**Data supplied:**
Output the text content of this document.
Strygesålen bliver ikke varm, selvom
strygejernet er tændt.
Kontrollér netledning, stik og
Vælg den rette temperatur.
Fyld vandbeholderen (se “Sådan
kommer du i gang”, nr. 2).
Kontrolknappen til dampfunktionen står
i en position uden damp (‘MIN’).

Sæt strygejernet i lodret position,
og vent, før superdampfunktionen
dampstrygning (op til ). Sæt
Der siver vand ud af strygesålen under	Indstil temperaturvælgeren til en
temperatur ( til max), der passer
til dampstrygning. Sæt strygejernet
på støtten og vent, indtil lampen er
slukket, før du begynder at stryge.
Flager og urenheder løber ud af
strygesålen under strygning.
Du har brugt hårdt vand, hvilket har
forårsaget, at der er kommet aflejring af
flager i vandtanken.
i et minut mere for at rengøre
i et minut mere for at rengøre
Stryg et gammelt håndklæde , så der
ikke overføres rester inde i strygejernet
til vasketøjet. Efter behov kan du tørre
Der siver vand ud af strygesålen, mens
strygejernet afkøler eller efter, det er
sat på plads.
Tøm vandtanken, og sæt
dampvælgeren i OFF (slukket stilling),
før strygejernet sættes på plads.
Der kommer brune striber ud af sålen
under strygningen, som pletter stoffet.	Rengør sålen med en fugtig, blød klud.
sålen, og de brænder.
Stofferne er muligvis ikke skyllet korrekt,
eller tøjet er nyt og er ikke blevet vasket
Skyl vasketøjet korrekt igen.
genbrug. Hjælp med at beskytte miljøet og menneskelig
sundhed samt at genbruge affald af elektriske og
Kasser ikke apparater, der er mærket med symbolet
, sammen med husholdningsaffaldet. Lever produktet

**Exercise aim:** Reproduce each entry exactly, leaving out nothing.

**Task answer:**
Output the text content of this document.
Strygesålen bliver ikke varm, selvom
strygejernet er tændt.
Kontrollér netledning, stik og
Vælg den rette temperatur.
Fyld vandbeholderen (se “Sådan
kommer du i gang”, nr. 2).
Kontrolknappen til dampfunktionen står
i en position uden damp (‘MIN’).

Sæt strygejernet i lodret position,
og vent, før superdampfunktionen
dampstrygning (op til ). Sæt
Der siver vand ud af strygesålen under	Indstil temperaturvælgeren til en
temperatur ( til max), der passer
til dampstrygning. Sæt strygejernet
på støtten og vent, indtil lampen er
slukket, før du begynder at stryge.
Flager og urenheder løber ud af
strygesålen under strygning.
Du har brugt hårdt vand, hvilket har
forårsaget, at der er kommet aflejring af
flager i vandtanken.
i et minut mere for at rengøre
i et minut mere for at rengøre
Stryg et gammelt håndklæde , så der
ikke overføres rester inde i strygejernet
til vasketøjet. Efter behov kan du tørre
Der siver vand ud af strygesålen, mens
strygejernet afkøler eller efter, det er
sat på plads.
Tøm vandtanken, og sæt
dampvælgeren i OFF (slukket stilling),
før strygejernet sættes på plads.
Der kommer brune striber ud af sålen
under strygningen, som pletter stoffet.	Rengør sålen med en fugtig, blød klud.
sålen, og de brænder.
Stofferne er muligvis ikke skyllet korrekt,
eller tøjet er nyt og er ikke blevet vasket
Skyl vasketøjet korrekt igen.
genbrug. Hjælp med at beskytte miljøet og menneskelig
sundhed samt at genbruge affald af elektriske og
Kasser ikke apparater, der er mærket med symbolet
, sammen med husholdningsaffaldet. Lever produktet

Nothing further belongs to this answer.